| GIVEN TASK |
Gather all lines with the word "застосовують" in them.

[Dataset records]

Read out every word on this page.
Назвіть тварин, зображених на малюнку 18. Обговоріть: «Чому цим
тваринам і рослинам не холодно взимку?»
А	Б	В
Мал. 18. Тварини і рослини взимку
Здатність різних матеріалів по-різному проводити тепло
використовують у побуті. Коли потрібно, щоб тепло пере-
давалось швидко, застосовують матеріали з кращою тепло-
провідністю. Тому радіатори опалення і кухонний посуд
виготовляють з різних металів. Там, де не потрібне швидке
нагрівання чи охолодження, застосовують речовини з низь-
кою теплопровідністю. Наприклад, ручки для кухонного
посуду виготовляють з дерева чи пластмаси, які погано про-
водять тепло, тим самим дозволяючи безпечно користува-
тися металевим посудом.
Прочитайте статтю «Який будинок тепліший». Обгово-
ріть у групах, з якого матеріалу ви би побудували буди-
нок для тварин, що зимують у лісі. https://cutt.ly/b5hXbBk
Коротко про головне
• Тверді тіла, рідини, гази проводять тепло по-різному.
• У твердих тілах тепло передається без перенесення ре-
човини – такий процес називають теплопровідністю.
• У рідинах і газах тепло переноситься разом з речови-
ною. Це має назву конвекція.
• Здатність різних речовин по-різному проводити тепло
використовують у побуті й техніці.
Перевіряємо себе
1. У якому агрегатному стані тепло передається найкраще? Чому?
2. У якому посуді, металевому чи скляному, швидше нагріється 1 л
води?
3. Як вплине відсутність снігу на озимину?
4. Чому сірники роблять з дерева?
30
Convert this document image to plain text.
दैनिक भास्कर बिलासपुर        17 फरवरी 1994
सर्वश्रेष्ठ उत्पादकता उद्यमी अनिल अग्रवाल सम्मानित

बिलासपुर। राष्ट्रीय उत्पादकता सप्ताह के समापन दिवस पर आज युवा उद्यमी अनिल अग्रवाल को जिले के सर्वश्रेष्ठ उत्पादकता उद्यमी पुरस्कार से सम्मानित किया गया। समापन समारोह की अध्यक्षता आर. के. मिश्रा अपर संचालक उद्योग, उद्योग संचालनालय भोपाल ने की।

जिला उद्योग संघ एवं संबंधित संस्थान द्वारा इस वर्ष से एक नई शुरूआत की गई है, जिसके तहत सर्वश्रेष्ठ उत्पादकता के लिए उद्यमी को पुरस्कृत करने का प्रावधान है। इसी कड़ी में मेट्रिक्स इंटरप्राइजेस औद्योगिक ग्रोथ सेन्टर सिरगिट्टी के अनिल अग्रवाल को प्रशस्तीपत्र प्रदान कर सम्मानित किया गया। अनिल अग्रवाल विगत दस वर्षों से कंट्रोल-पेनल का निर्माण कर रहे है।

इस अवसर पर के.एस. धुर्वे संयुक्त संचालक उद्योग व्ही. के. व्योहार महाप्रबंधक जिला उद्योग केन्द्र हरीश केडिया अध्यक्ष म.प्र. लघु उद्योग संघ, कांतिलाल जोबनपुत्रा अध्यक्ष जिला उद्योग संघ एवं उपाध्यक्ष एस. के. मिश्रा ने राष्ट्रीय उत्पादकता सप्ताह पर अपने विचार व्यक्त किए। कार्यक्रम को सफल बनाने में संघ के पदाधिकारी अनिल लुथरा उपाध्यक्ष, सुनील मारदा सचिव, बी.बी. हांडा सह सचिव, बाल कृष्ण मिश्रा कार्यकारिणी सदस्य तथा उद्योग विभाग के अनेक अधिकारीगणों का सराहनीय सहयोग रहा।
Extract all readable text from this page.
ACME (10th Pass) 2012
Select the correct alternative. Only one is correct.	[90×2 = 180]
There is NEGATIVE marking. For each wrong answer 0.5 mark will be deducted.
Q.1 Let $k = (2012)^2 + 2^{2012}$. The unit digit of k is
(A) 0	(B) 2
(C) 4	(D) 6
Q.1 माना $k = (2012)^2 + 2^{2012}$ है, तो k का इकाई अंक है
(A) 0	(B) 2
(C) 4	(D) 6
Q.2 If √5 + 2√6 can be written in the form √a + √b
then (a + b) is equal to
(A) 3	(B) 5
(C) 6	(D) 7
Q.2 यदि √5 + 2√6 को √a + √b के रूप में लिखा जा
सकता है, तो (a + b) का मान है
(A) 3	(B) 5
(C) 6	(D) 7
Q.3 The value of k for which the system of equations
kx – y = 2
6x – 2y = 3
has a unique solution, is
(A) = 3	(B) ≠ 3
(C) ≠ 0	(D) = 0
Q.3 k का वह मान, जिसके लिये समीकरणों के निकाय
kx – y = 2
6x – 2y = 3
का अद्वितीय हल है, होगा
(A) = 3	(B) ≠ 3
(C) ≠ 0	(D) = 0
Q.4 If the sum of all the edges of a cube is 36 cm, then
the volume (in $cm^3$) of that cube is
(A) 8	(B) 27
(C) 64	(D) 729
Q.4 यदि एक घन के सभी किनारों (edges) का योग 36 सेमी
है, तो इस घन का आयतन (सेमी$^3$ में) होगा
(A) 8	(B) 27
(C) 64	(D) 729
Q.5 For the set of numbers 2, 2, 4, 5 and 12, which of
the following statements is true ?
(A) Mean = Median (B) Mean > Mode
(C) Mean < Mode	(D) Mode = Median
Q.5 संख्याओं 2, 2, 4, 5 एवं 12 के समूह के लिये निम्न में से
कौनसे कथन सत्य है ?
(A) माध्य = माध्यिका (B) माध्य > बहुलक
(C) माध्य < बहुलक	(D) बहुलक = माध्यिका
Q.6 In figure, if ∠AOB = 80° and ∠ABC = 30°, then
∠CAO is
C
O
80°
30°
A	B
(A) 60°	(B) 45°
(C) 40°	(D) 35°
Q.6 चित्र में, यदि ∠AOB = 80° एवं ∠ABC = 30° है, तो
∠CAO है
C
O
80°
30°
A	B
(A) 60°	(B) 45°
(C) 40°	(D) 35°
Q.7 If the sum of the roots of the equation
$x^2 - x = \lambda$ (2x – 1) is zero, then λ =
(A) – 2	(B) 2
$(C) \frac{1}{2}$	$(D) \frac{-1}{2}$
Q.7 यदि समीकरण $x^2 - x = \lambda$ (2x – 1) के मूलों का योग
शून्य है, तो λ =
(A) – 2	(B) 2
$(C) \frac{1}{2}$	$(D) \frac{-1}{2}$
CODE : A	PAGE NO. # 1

| RESPONSE TO THIS TASK |
давалось швидко, застосовують матеріали з кращою тепло-
нагрівання чи охолодження, застосовують речовини з низь-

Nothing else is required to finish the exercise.